• **Required task**
Rewrite the items below, replacing "UI component" with "interface control" wherever it occurs and leaving everything else unchanged.

---------- Record excerpts ----------

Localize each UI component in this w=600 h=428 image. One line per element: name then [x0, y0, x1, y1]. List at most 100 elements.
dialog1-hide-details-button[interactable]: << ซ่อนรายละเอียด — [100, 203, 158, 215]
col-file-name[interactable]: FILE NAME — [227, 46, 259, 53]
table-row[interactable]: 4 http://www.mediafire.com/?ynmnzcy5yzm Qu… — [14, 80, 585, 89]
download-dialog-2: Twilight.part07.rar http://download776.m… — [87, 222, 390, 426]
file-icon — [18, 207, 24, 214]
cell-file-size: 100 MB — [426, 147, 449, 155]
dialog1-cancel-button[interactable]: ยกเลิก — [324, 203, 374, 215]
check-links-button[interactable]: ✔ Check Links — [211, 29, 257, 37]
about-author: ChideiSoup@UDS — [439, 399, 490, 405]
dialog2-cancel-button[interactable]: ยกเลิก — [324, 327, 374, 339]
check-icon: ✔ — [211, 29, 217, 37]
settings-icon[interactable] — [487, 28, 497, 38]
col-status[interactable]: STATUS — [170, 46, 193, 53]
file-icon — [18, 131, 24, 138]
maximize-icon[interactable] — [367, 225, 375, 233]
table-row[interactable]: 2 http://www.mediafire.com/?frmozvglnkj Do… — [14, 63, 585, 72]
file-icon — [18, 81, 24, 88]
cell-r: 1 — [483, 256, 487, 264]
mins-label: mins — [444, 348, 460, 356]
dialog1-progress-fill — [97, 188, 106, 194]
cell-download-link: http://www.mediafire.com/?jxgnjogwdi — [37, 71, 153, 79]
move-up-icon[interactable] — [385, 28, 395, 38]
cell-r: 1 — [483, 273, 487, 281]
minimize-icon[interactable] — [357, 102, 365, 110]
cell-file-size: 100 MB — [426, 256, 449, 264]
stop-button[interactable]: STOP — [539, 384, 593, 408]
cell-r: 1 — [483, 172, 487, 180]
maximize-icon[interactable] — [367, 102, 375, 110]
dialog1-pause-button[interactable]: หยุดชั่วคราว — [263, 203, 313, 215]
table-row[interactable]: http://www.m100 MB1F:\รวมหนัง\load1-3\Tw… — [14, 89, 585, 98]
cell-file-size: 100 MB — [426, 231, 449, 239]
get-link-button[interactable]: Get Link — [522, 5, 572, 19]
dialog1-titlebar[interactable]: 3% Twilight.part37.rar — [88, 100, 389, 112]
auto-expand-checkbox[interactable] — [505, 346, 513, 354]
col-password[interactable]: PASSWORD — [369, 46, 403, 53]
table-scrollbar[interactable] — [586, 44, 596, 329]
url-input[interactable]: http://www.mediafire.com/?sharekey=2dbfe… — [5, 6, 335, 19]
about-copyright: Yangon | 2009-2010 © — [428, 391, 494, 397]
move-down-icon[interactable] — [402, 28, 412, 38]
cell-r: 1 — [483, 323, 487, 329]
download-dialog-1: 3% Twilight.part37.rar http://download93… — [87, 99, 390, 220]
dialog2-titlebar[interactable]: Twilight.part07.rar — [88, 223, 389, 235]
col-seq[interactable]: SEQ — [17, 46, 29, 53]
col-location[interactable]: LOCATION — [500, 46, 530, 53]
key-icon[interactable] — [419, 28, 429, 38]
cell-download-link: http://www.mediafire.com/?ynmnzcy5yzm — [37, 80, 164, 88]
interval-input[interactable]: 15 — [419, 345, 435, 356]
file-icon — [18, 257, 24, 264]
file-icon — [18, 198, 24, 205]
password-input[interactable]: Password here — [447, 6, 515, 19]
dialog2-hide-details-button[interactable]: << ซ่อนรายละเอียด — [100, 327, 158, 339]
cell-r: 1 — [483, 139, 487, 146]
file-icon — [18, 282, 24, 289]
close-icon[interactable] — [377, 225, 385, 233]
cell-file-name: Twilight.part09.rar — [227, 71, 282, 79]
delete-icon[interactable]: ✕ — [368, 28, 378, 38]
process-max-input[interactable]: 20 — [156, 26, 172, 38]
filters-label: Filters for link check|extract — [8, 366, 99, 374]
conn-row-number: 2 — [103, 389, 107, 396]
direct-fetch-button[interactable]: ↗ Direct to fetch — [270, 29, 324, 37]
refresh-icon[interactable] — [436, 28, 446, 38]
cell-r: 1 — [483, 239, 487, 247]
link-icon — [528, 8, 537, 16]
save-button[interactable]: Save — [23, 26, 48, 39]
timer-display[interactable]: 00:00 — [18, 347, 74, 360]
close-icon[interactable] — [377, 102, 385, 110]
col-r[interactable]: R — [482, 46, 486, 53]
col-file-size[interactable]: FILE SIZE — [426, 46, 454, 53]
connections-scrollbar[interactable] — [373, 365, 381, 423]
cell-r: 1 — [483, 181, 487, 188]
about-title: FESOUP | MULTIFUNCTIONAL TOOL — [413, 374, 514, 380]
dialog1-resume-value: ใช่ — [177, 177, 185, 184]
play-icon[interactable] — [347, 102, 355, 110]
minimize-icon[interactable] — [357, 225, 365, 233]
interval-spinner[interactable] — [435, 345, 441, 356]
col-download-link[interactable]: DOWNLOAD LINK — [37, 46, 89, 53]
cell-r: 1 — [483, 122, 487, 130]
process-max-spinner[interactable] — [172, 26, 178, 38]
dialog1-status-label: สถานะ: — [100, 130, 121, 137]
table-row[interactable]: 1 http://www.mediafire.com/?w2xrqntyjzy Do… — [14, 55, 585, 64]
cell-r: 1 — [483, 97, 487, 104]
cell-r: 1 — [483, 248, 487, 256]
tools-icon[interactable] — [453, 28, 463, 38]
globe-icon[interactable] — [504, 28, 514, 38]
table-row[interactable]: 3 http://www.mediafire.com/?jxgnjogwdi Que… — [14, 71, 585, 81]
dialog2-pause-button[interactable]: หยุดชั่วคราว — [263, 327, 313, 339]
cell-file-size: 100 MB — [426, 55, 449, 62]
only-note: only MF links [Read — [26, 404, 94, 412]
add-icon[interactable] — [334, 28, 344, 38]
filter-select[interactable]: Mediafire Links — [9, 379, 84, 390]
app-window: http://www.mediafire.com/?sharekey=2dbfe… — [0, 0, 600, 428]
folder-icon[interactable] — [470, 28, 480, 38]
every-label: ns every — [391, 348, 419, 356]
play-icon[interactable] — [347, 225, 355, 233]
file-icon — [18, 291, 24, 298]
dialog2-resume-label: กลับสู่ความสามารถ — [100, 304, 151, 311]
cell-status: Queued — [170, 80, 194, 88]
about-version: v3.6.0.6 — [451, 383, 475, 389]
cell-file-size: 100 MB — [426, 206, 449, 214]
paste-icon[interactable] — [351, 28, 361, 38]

----------

• **Solved exercise**
Localize each interface control in this w=600 h=428 image. One line per element: name then [x0, y0, x1, y1]. List at most 100 elements.
dialog1-hide-details-button[interactable]: << ซ่อนรายละเอียด — [100, 203, 158, 215]
col-file-name[interactable]: FILE NAME — [227, 46, 259, 53]
table-row[interactable]: 4 http://www.mediafire.com/?ynmnzcy5yzm Qu… — [14, 80, 585, 89]
download-dialog-2: Twilight.part07.rar http://download776.m… — [87, 222, 390, 426]
file-icon — [18, 207, 24, 214]
cell-file-size: 100 MB — [426, 147, 449, 155]
dialog1-cancel-button[interactable]: ยกเลิก — [324, 203, 374, 215]
check-links-button[interactable]: ✔ Check Links — [211, 29, 257, 37]
about-author: ChideiSoup@UDS — [439, 399, 490, 405]
dialog2-cancel-button[interactable]: ยกเลิก — [324, 327, 374, 339]
check-icon: ✔ — [211, 29, 217, 37]
settings-icon[interactable] — [487, 28, 497, 38]
col-status[interactable]: STATUS — [170, 46, 193, 53]
file-icon — [18, 131, 24, 138]
maximize-icon[interactable] — [367, 225, 375, 233]
table-row[interactable]: 2 http://www.mediafire.com/?frmozvglnkj Do… — [14, 63, 585, 72]
file-icon — [18, 81, 24, 88]
cell-r: 1 — [483, 256, 487, 264]
mins-label: mins — [444, 348, 460, 356]
dialog1-progress-fill — [97, 188, 106, 194]
cell-download-link: http://www.mediafire.com/?jxgnjogwdi — [37, 71, 153, 79]
move-up-icon[interactable] — [385, 28, 395, 38]
cell-r: 1 — [483, 273, 487, 281]
minimize-icon[interactable] — [357, 102, 365, 110]
cell-file-size: 100 MB — [426, 256, 449, 264]
stop-button[interactable]: STOP — [539, 384, 593, 408]
cell-r: 1 — [483, 172, 487, 180]
maximize-icon[interactable] — [367, 102, 375, 110]
dialog1-pause-button[interactable]: หยุดชั่วคราว — [263, 203, 313, 215]
table-row[interactable]: http://www.m100 MB1F:\รวมหนัง\load1-3\Tw… — [14, 89, 585, 98]
cell-file-size: 100 MB — [426, 231, 449, 239]
get-link-button[interactable]: Get Link — [522, 5, 572, 19]
dialog1-titlebar[interactable]: 3% Twilight.part37.rar — [88, 100, 389, 112]
auto-expand-checkbox[interactable] — [505, 346, 513, 354]
col-password[interactable]: PASSWORD — [369, 46, 403, 53]
table-scrollbar[interactable] — [586, 44, 596, 329]
url-input[interactable]: http://www.mediafire.com/?sharekey=2dbfe… — [5, 6, 335, 19]
about-copyright: Yangon | 2009-2010 © — [428, 391, 494, 397]
move-down-icon[interactable] — [402, 28, 412, 38]
cell-r: 1 — [483, 323, 487, 329]
download-dialog-1: 3% Twilight.part37.rar http://download93… — [87, 99, 390, 220]
dialog2-titlebar[interactable]: Twilight.part07.rar — [88, 223, 389, 235]
col-seq[interactable]: SEQ — [17, 46, 29, 53]
col-location[interactable]: LOCATION — [500, 46, 530, 53]
key-icon[interactable] — [419, 28, 429, 38]
cell-download-link: http://www.mediafire.com/?ynmnzcy5yzm — [37, 80, 164, 88]
interval-input[interactable]: 15 — [419, 345, 435, 356]
file-icon — [18, 257, 24, 264]
file-icon — [18, 198, 24, 205]
password-input[interactable]: Password here — [447, 6, 515, 19]
dialog2-hide-details-button[interactable]: << ซ่อนรายละเอียด — [100, 327, 158, 339]
cell-r: 1 — [483, 139, 487, 146]
file-icon — [18, 282, 24, 289]
close-icon[interactable] — [377, 225, 385, 233]
cell-file-name: Twilight.part09.rar — [227, 71, 282, 79]
delete-icon[interactable]: ✕ — [368, 28, 378, 38]
process-max-input[interactable]: 20 — [156, 26, 172, 38]
filters-label: Filters for link check|extract — [8, 366, 99, 374]
conn-row-number: 2 — [103, 389, 107, 396]
direct-fetch-button[interactable]: ↗ Direct to fetch — [270, 29, 324, 37]
refresh-icon[interactable] — [436, 28, 446, 38]
cell-r: 1 — [483, 239, 487, 247]
link-icon — [528, 8, 537, 16]
save-button[interactable]: Save — [23, 26, 48, 39]
timer-display[interactable]: 00:00 — [18, 347, 74, 360]
close-icon[interactable] — [377, 102, 385, 110]
col-r[interactable]: R — [482, 46, 486, 53]
col-file-size[interactable]: FILE SIZE — [426, 46, 454, 53]
connections-scrollbar[interactable] — [373, 365, 381, 423]
cell-r: 1 — [483, 181, 487, 188]
about-title: FESOUP | MULTIFUNCTIONAL TOOL — [413, 374, 514, 380]
dialog1-resume-value: ใช่ — [177, 177, 185, 184]
play-icon[interactable] — [347, 102, 355, 110]
minimize-icon[interactable] — [357, 225, 365, 233]
interval-spinner[interactable] — [435, 345, 441, 356]
col-download-link[interactable]: DOWNLOAD LINK — [37, 46, 89, 53]
cell-r: 1 — [483, 122, 487, 130]
process-max-spinner[interactable] — [172, 26, 178, 38]
dialog1-status-label: สถานะ: — [100, 130, 121, 137]
table-row[interactable]: 1 http://www.mediafire.com/?w2xrqntyjzy Do… — [14, 55, 585, 64]
cell-r: 1 — [483, 97, 487, 104]
cell-r: 1 — [483, 248, 487, 256]
tools-icon[interactable] — [453, 28, 463, 38]
globe-icon[interactable] — [504, 28, 514, 38]
table-row[interactable]: 3 http://www.mediafire.com/?jxgnjogwdi Que… — [14, 71, 585, 81]
dialog2-pause-button[interactable]: หยุดชั่วคราว — [263, 327, 313, 339]
cell-file-size: 100 MB — [426, 55, 449, 62]
only-note: only MF links [Read — [26, 404, 94, 412]
add-icon[interactable] — [334, 28, 344, 38]
filter-select[interactable]: Mediafire Links — [9, 379, 84, 390]
app-window: http://www.mediafire.com/?sharekey=2dbfe… — [0, 0, 600, 428]
folder-icon[interactable] — [470, 28, 480, 38]
every-label: ns every — [391, 348, 419, 356]
play-icon[interactable] — [347, 225, 355, 233]
file-icon — [18, 291, 24, 298]
dialog2-resume-label: กลับสู่ความสามารถ — [100, 304, 151, 311]
cell-status: Queued — [170, 80, 194, 88]
about-version: v3.6.0.6 — [451, 383, 475, 389]
cell-file-size: 100 MB — [426, 206, 449, 214]
paste-icon[interactable] — [351, 28, 361, 38]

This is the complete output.